* **EXERCISE**
Return every record below exactly as written, omitting any pictures.

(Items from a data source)
┏━━

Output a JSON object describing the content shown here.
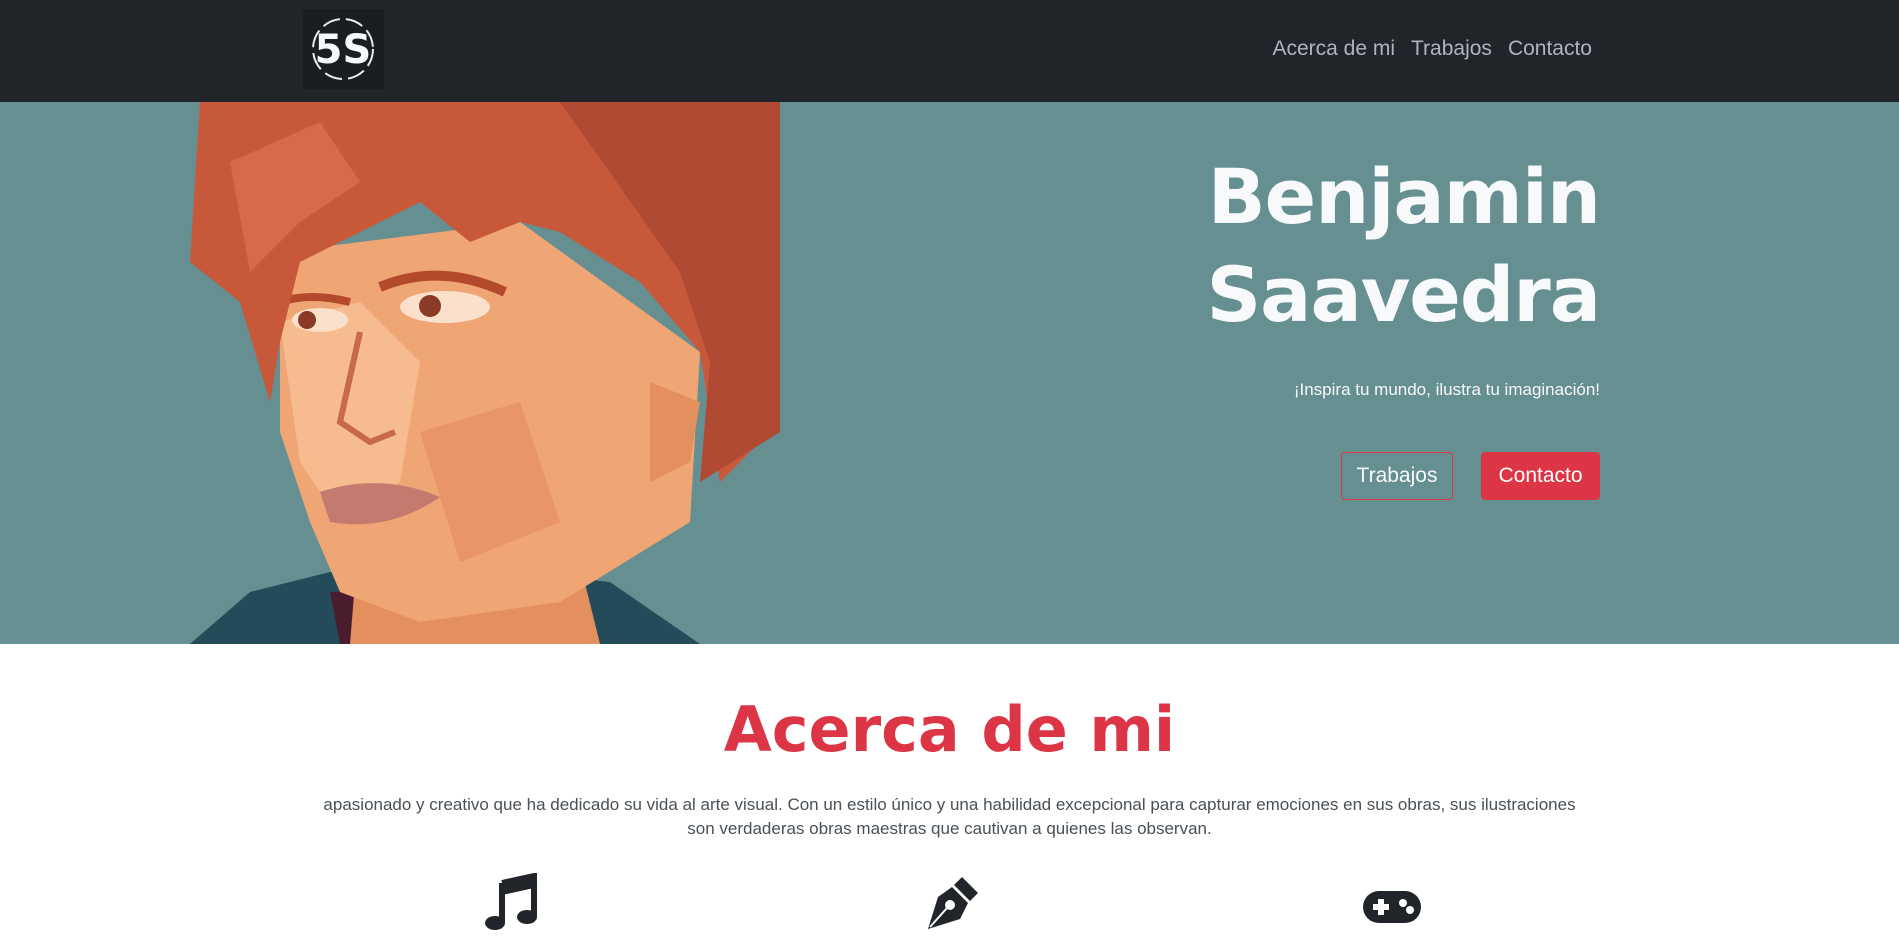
{
  "navbar": {
    "logo_text": "5S",
    "links": [
      "Acerca de mi",
      "Trabajos",
      "Contacto"
    ]
  },
  "hero": {
    "title_line1": "Benjamin",
    "title_line2": "Saavedra",
    "tagline": "¡Inspira tu mundo, ilustra tu imaginación!",
    "buttons": {
      "works": "Trabajos",
      "contact": "Contacto"
    }
  },
  "about": {
    "title": "Acerca de mi",
    "text": "apasionado y creativo que ha dedicado su vida al arte visual. Con un estilo único y una habilidad excepcional para capturar emociones en sus obras, sus ilustraciones son verdaderas obras maestras que cautivan a quienes las observan.",
    "icons": [
      "music-icon",
      "pen-nib-icon",
      "gamepad-icon"
    ]
  },
  "colors": {
    "navbar_bg": "#212529",
    "hero_bg": "#668f91",
    "accent": "#dc3545",
    "nav_text": "#adb5bd"
  }
}
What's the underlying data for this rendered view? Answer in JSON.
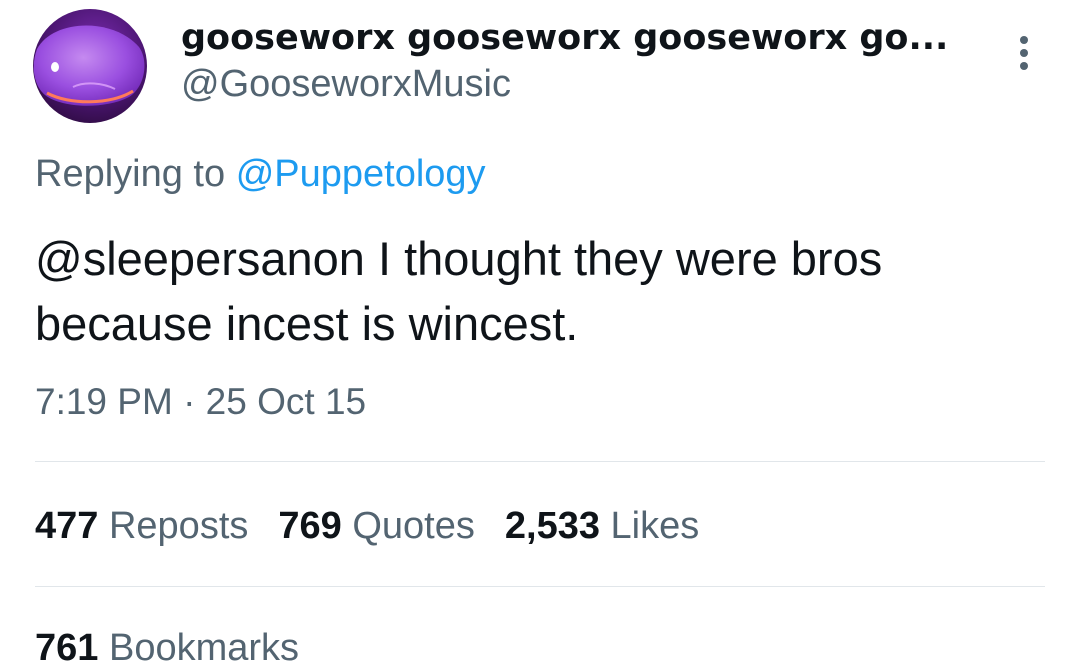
{
  "tweet": {
    "author": {
      "display_name": "gooseworx gooseworx gooseworx go...",
      "handle": "@GooseworxMusic",
      "avatar_icon": "purple-creature-avatar"
    },
    "more_icon": "more-vertical-icon",
    "replying_prefix": "Replying to",
    "replying_to": "@Puppetology",
    "text": "@sleepersanon I thought they were bros because incest is wincest.",
    "timestamp": "7:19 PM · 25 Oct 15",
    "stats": {
      "reposts": {
        "count": "477",
        "label": "Reposts"
      },
      "quotes": {
        "count": "769",
        "label": "Quotes"
      },
      "likes": {
        "count": "2,533",
        "label": "Likes"
      }
    },
    "bookmarks": {
      "count": "761",
      "label": "Bookmarks"
    }
  },
  "colors": {
    "text_primary": "#0f1419",
    "text_secondary": "#536471",
    "link": "#1d9bf0",
    "divider": "#e1e6ea",
    "avatar_purple": "#8a3fd6"
  }
}
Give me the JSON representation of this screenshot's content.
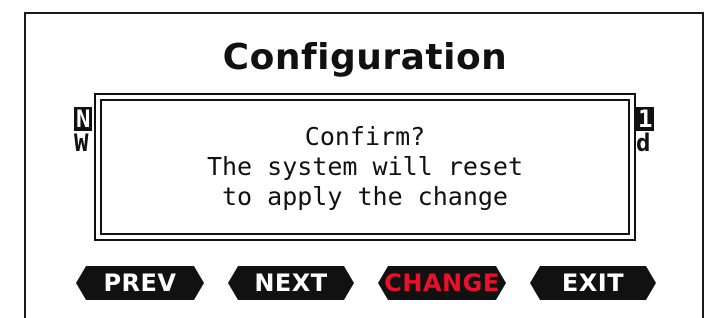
{
  "screen": {
    "title": "Configuration"
  },
  "background_rows": {
    "row1_left": "N",
    "row2_left": "W",
    "row1_right": "1",
    "row2_right": "d"
  },
  "dialog": {
    "line1": "Confirm?",
    "line2": "The system will reset",
    "line3": "to apply the change"
  },
  "softkeys": {
    "prev": "PREV",
    "next": "NEXT",
    "change": "CHANGE",
    "exit": "EXIT"
  },
  "colors": {
    "screen_bg": "#ffffff",
    "ink": "#111111",
    "highlight_text": "#e8102a"
  }
}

┗━━

* **THE REPLY**
Output a JSON object describing the content shown here.
{
  "navbar": {
    "logo_text": "5S",
    "links": [
      "Acerca de mi",
      "Trabajos",
      "Contacto"
    ]
  },
  "hero": {
    "title_line1": "Benjamin",
    "title_line2": "Saavedra",
    "tagline": "¡Inspira tu mundo, ilustra tu imaginación!",
    "buttons": {
      "works": "Trabajos",
      "contact": "Contacto"
    }
  },
  "about": {
    "title": "Acerca de mi",
    "text": "apasionado y creativo que ha dedicado su vida al arte visual. Con un estilo único y una habilidad excepcional para capturar emociones en sus obras, sus ilustraciones son verdaderas obras maestras que cautivan a quienes las observan.",
    "icons": [
      "music-icon",
      "pen-nib-icon",
      "gamepad-icon"
    ]
  },
  "colors": {
    "navbar_bg": "#212529",
    "hero_bg": "#668f91",
    "accent": "#dc3545",
    "nav_text": "#adb5bd"
  }
}
What's the underlying data for this rendered view? Answer in JSON.
{
  "tweet": {
    "author": {
      "display_name": "gooseworx gooseworx gooseworx go...",
      "handle": "@GooseworxMusic",
      "avatar_icon": "purple-creature-avatar"
    },
    "more_icon": "more-vertical-icon",
    "replying_prefix": "Replying to",
    "replying_to": "@Puppetology",
    "text": "@sleepersanon I thought they were bros because incest is wincest.",
    "timestamp": "7:19 PM · 25 Oct 15",
    "stats": {
      "reposts": {
        "count": "477",
        "label": "Reposts"
      },
      "quotes": {
        "count": "769",
        "label": "Quotes"
      },
      "likes": {
        "count": "2,533",
        "label": "Likes"
      }
    },
    "bookmarks": {
      "count": "761",
      "label": "Bookmarks"
    }
  },
  "colors": {
    "text_primary": "#0f1419",
    "text_secondary": "#536471",
    "link": "#1d9bf0",
    "divider": "#e1e6ea",
    "avatar_purple": "#8a3fd6"
  }
}
Give me the JSON representation of this screenshot's content.
{
  "screen": {
    "title": "Configuration"
  },
  "background_rows": {
    "row1_left": "N",
    "row2_left": "W",
    "row1_right": "1",
    "row2_right": "d"
  },
  "dialog": {
    "line1": "Confirm?",
    "line2": "The system will reset",
    "line3": "to apply the change"
  },
  "softkeys": {
    "prev": "PREV",
    "next": "NEXT",
    "change": "CHANGE",
    "exit": "EXIT"
  },
  "colors": {
    "screen_bg": "#ffffff",
    "ink": "#111111",
    "highlight_text": "#e8102a"
  }
}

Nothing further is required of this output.